::: Record excerpts :::

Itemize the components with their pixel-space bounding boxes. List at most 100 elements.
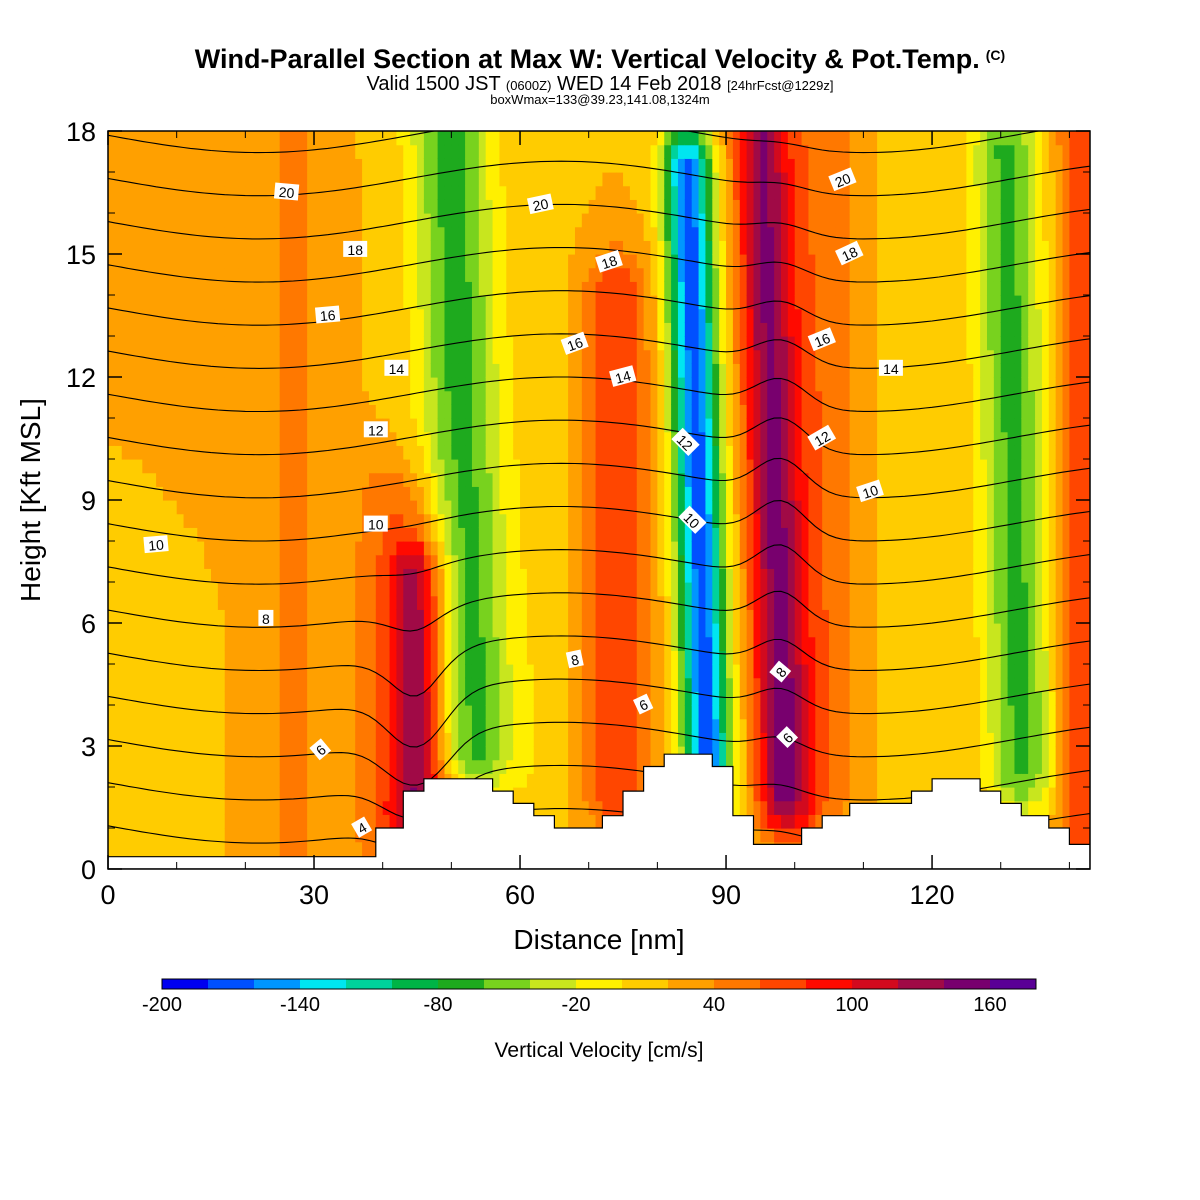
velocity-cell [485,568,494,583]
velocity-cell [169,773,178,788]
velocity-cell [341,841,349,856]
velocity-cell [403,254,411,269]
velocity-cell [362,144,370,159]
velocity-cell [272,390,281,405]
velocity-cell [595,172,604,187]
velocity-cell [478,185,487,200]
velocity-cell [712,308,720,323]
velocity-cell [114,254,123,269]
velocity-cell [478,472,487,487]
velocity-cell [259,185,267,200]
velocity-cell [183,267,192,282]
velocity-cell [245,828,253,843]
velocity-cell [389,459,398,474]
velocity-cell [657,623,665,638]
velocity-cell [451,486,459,501]
velocity-cell [499,677,507,692]
velocity-cell [169,390,178,405]
velocity-cell [108,349,116,364]
velocity-cell [533,486,542,501]
velocity-cell [547,226,555,241]
velocity-cell [108,267,116,282]
velocity-cell [156,691,164,706]
velocity-cell [334,131,343,146]
velocity-cell [726,705,734,720]
velocity-cell [314,541,322,556]
velocity-cell [300,513,308,528]
velocity-cell [629,390,638,405]
velocity-cell [636,418,645,433]
velocity-cell [643,746,652,761]
velocity-cell [334,841,343,856]
velocity-cell [451,445,459,460]
velocity-cell [547,445,555,460]
velocity-cell [602,636,610,651]
velocity-cell [677,650,686,665]
velocity-cell [458,254,466,269]
velocity-cell [396,541,404,556]
velocity-cell [375,445,384,460]
velocity-cell [348,472,356,487]
velocity-cell [279,513,288,528]
velocity-cell [712,513,720,528]
velocity-cell [348,404,356,419]
velocity-cell [245,308,253,323]
velocity-cell [664,445,672,460]
velocity-cell [300,418,308,433]
velocity-cell [588,732,597,747]
velocity-cell [272,158,281,173]
velocity-cell [279,418,288,433]
velocity-cell [334,377,343,392]
velocity-cell [471,144,480,159]
velocity-cell [423,336,432,351]
velocity-cell [348,664,356,679]
velocity-cell [190,828,198,843]
velocity-cell [485,131,494,146]
velocity-cell [671,281,679,296]
velocity-cell [121,349,130,364]
velocity-cell [671,691,679,706]
velocity-cell [293,322,301,337]
velocity-cell [300,718,308,733]
velocity-cell [362,800,370,815]
velocity-cell [162,623,171,638]
velocity-cell [307,787,315,802]
velocity-cell [204,158,212,173]
velocity-cell [513,773,521,788]
velocity-cell [293,459,301,474]
velocity-cell [252,773,260,788]
velocity-cell [691,431,700,446]
velocity-cell [135,199,143,214]
velocity-cell [204,349,212,364]
velocity-cell [320,732,329,747]
velocity-cell [506,623,514,638]
velocity-cell [719,254,727,269]
velocity-cell [224,554,233,569]
velocity-cell [334,554,343,569]
velocity-cell [348,595,356,610]
velocity-cell [513,500,521,515]
velocity-cell [190,500,198,515]
velocity-cell [602,158,610,173]
velocity-cell [547,595,555,610]
velocity-cell [691,732,700,747]
velocity-cell [465,445,473,460]
velocity-cell [726,172,734,187]
velocity-cell [410,609,418,624]
velocity-cell [698,390,707,405]
velocity-cell [444,527,452,542]
velocity-cell [616,541,624,556]
velocity-cell [197,349,205,364]
velocity-cell [121,199,130,214]
velocity-cell [169,445,178,460]
velocity-cell [121,800,130,815]
velocity-cell [410,568,418,583]
velocity-cell [382,404,391,419]
velocity-cell [547,664,555,679]
velocity-cell [540,636,549,651]
velocity-cell [513,295,521,310]
velocity-cell [657,281,665,296]
velocity-cell [204,213,212,228]
velocity-cell [211,800,219,815]
velocity-cell [657,486,665,501]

:::

Short problem. Please rewrite the listing above as a JSON array of strings, one string per line, skipping blank lines. Leave the picture out.

Solution for this problem.
[
  "Itemize the components with their pixel-space bounding boxes. List at most 100 elements.",
  "velocity-cell [485,568,494,583]",
  "velocity-cell [169,773,178,788]",
  "velocity-cell [341,841,349,856]",
  "velocity-cell [403,254,411,269]",
  "velocity-cell [362,144,370,159]",
  "velocity-cell [272,390,281,405]",
  "velocity-cell [595,172,604,187]",
  "velocity-cell [478,185,487,200]",
  "velocity-cell [712,308,720,323]",
  "velocity-cell [114,254,123,269]",
  "velocity-cell [478,472,487,487]",
  "velocity-cell [259,185,267,200]",
  "velocity-cell [183,267,192,282]",
  "velocity-cell [245,828,253,843]",
  "velocity-cell [389,459,398,474]",
  "velocity-cell [657,623,665,638]",
  "velocity-cell [451,486,459,501]",
  "velocity-cell [499,677,507,692]",
  "velocity-cell [169,390,178,405]",
  "velocity-cell [108,349,116,364]",
  "velocity-cell [533,486,542,501]",
  "velocity-cell [547,226,555,241]",
  "velocity-cell [108,267,116,282]",
  "velocity-cell [156,691,164,706]",
  "velocity-cell [334,131,343,146]",
  "velocity-cell [726,705,734,720]",
  "velocity-cell [314,541,322,556]",
  "velocity-cell [300,513,308,528]",
  "velocity-cell [629,390,638,405]",
  "velocity-cell [636,418,645,433]",
  "velocity-cell [643,746,652,761]",
  "velocity-cell [334,841,343,856]",
  "velocity-cell [451,445,459,460]",
  "velocity-cell [547,445,555,460]",
  "velocity-cell [602,636,610,651]",
  "velocity-cell [677,650,686,665]",
  "velocity-cell [458,254,466,269]",
  "velocity-cell [396,541,404,556]",
  "velocity-cell [375,445,384,460]",
  "velocity-cell [348,472,356,487]",
  "velocity-cell [279,513,288,528]",
  "velocity-cell [712,513,720,528]",
  "velocity-cell [348,404,356,419]",
  "velocity-cell [245,308,253,323]",
  "velocity-cell [664,445,672,460]",
  "velocity-cell [300,418,308,433]",
  "velocity-cell [588,732,597,747]",
  "velocity-cell [272,158,281,173]",
  "velocity-cell [279,418,288,433]",
  "velocity-cell [334,377,343,392]",
  "velocity-cell [471,144,480,159]",
  "velocity-cell [423,336,432,351]",
  "velocity-cell [348,664,356,679]",
  "velocity-cell [190,828,198,843]",
  "velocity-cell [485,131,494,146]",
  "velocity-cell [671,281,679,296]",
  "velocity-cell [121,349,130,364]",
  "velocity-cell [671,691,679,706]",
  "velocity-cell [293,322,301,337]",
  "velocity-cell [300,718,308,733]",
  "velocity-cell [362,800,370,815]",
  "velocity-cell [162,623,171,638]",
  "velocity-cell [307,787,315,802]",
  "velocity-cell [204,158,212,173]",
  "velocity-cell [513,773,521,788]",
  "velocity-cell [293,459,301,474]",
  "velocity-cell [252,773,260,788]",
  "velocity-cell [691,431,700,446]",
  "velocity-cell [135,199,143,214]",
  "velocity-cell [204,349,212,364]",
  "velocity-cell [320,732,329,747]",
  "velocity-cell [506,623,514,638]",
  "velocity-cell [719,254,727,269]",
  "velocity-cell [224,554,233,569]",
  "velocity-cell [334,554,343,569]",
  "velocity-cell [348,595,356,610]",
  "velocity-cell [513,500,521,515]",
  "velocity-cell [190,500,198,515]",
  "velocity-cell [602,158,610,173]",
  "velocity-cell [547,595,555,610]",
  "velocity-cell [691,732,700,747]",
  "velocity-cell [465,445,473,460]",
  "velocity-cell [726,172,734,187]",
  "velocity-cell [410,609,418,624]",
  "velocity-cell [698,390,707,405]",
  "velocity-cell [444,527,452,542]",
  "velocity-cell [616,541,624,556]",
  "velocity-cell [197,349,205,364]",
  "velocity-cell [121,199,130,214]",
  "velocity-cell [169,445,178,460]",
  "velocity-cell [121,800,130,815]",
  "velocity-cell [410,568,418,583]",
  "velocity-cell [382,404,391,419]",
  "velocity-cell [547,664,555,679]",
  "velocity-cell [540,636,549,651]",
  "velocity-cell [513,295,521,310]",
  "velocity-cell [657,281,665,296]",
  "velocity-cell [204,213,212,228]",
  "velocity-cell [211,800,219,815]",
  "velocity-cell [657,486,665,501]"
]